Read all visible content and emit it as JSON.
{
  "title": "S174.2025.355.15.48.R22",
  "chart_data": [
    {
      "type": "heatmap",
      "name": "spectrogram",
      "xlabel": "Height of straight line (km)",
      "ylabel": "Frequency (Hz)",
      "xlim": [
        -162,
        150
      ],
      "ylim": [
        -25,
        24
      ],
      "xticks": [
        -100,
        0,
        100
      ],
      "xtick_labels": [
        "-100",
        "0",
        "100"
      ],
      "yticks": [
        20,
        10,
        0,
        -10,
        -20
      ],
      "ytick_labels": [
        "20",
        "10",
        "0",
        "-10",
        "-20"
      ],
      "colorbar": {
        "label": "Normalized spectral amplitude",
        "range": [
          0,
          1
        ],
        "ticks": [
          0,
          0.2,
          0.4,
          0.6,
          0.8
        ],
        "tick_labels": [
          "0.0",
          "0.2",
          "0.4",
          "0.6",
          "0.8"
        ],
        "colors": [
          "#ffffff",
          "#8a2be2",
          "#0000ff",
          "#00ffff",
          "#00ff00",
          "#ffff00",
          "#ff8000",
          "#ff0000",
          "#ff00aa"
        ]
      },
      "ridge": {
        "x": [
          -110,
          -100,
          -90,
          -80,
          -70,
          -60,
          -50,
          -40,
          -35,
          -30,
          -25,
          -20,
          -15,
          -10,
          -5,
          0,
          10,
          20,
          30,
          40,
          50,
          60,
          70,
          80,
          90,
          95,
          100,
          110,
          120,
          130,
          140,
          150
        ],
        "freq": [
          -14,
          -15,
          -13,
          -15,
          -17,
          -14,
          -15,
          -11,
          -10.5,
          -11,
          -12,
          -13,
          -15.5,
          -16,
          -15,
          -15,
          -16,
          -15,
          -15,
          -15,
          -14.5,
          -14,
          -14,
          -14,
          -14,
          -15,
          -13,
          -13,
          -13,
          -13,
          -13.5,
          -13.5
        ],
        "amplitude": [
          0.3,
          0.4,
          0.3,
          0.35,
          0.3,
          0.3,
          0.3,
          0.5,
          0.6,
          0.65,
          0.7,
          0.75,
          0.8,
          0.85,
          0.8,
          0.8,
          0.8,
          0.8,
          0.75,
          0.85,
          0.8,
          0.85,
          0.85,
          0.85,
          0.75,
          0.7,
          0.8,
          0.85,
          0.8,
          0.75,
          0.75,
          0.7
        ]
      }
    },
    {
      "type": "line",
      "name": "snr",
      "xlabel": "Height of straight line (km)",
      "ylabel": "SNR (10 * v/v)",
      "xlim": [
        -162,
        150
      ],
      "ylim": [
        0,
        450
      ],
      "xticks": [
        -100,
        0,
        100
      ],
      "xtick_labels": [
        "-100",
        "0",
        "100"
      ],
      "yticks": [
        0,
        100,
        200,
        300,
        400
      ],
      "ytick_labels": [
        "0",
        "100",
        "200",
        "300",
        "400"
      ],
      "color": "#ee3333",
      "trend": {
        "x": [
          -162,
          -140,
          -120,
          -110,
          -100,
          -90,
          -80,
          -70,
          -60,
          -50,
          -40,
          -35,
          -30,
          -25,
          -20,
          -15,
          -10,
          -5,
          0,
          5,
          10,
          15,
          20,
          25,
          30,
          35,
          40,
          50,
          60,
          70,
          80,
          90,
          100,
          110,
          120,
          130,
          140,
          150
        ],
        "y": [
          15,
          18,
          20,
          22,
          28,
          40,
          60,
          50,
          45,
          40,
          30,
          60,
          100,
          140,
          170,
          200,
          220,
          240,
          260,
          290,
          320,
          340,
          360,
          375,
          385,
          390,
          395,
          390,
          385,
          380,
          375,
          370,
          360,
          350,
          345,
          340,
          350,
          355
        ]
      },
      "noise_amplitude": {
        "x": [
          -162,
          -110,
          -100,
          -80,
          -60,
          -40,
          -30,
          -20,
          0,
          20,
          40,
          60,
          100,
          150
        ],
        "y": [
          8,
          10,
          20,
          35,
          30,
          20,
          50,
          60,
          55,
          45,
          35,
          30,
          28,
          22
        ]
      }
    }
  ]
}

= EXERCISE BRIEF =
Write out every line exactly as it stands.

= RESULT FOR THIS TASK =
Read all visible content and emit it as JSON.
{
  "title": "S174.2025.355.15.48.R22",
  "chart_data": [
    {
      "type": "heatmap",
      "name": "spectrogram",
      "xlabel": "Height of straight line (km)",
      "ylabel": "Frequency (Hz)",
      "xlim": [
        -162,
        150
      ],
      "ylim": [
        -25,
        24
      ],
      "xticks": [
        -100,
        0,
        100
      ],
      "xtick_labels": [
        "-100",
        "0",
        "100"
      ],
      "yticks": [
        20,
        10,
        0,
        -10,
        -20
      ],
      "ytick_labels": [
        "20",
        "10",
        "0",
        "-10",
        "-20"
      ],
      "colorbar": {
        "label": "Normalized spectral amplitude",
        "range": [
          0,
          1
        ],
        "ticks": [
          0,
          0.2,
          0.4,
          0.6,
          0.8
        ],
        "tick_labels": [
          "0.0",
          "0.2",
          "0.4",
          "0.6",
          "0.8"
        ],
        "colors": [
          "#ffffff",
          "#8a2be2",
          "#0000ff",
          "#00ffff",
          "#00ff00",
          "#ffff00",
          "#ff8000",
          "#ff0000",
          "#ff00aa"
        ]
      },
      "ridge": {
        "x": [
          -110,
          -100,
          -90,
          -80,
          -70,
          -60,
          -50,
          -40,
          -35,
          -30,
          -25,
          -20,
          -15,
          -10,
          -5,
          0,
          10,
          20,
          30,
          40,
          50,
          60,
          70,
          80,
          90,
          95,
          100,
          110,
          120,
          130,
          140,
          150
        ],
        "freq": [
          -14,
          -15,
          -13,
          -15,
          -17,
          -14,
          -15,
          -11,
          -10.5,
          -11,
          -12,
          -13,
          -15.5,
          -16,
          -15,
          -15,
          -16,
          -15,
          -15,
          -15,
          -14.5,
          -14,
          -14,
          -14,
          -14,
          -15,
          -13,
          -13,
          -13,
          -13,
          -13.5,
          -13.5
        ],
        "amplitude": [
          0.3,
          0.4,
          0.3,
          0.35,
          0.3,
          0.3,
          0.3,
          0.5,
          0.6,
          0.65,
          0.7,
          0.75,
          0.8,
          0.85,
          0.8,
          0.8,
          0.8,
          0.8,
          0.75,
          0.85,
          0.8,
          0.85,
          0.85,
          0.85,
          0.75,
          0.7,
          0.8,
          0.85,
          0.8,
          0.75,
          0.75,
          0.7
        ]
      }
    },
    {
      "type": "line",
      "name": "snr",
      "xlabel": "Height of straight line (km)",
      "ylabel": "SNR (10 * v/v)",
      "xlim": [
        -162,
        150
      ],
      "ylim": [
        0,
        450
      ],
      "xticks": [
        -100,
        0,
        100
      ],
      "xtick_labels": [
        "-100",
        "0",
        "100"
      ],
      "yticks": [
        0,
        100,
        200,
        300,
        400
      ],
      "ytick_labels": [
        "0",
        "100",
        "200",
        "300",
        "400"
      ],
      "color": "#ee3333",
      "trend": {
        "x": [
          -162,
          -140,
          -120,
          -110,
          -100,
          -90,
          -80,
          -70,
          -60,
          -50,
          -40,
          -35,
          -30,
          -25,
          -20,
          -15,
          -10,
          -5,
          0,
          5,
          10,
          15,
          20,
          25,
          30,
          35,
          40,
          50,
          60,
          70,
          80,
          90,
          100,
          110,
          120,
          130,
          140,
          150
        ],
        "y": [
          15,
          18,
          20,
          22,
          28,
          40,
          60,
          50,
          45,
          40,
          30,
          60,
          100,
          140,
          170,
          200,
          220,
          240,
          260,
          290,
          320,
          340,
          360,
          375,
          385,
          390,
          395,
          390,
          385,
          380,
          375,
          370,
          360,
          350,
          345,
          340,
          350,
          355
        ]
      },
      "noise_amplitude": {
        "x": [
          -162,
          -110,
          -100,
          -80,
          -60,
          -40,
          -30,
          -20,
          0,
          20,
          40,
          60,
          100,
          150
        ],
        "y": [
          8,
          10,
          20,
          35,
          30,
          20,
          50,
          60,
          55,
          45,
          35,
          30,
          28,
          22
        ]
      }
    }
  ]
}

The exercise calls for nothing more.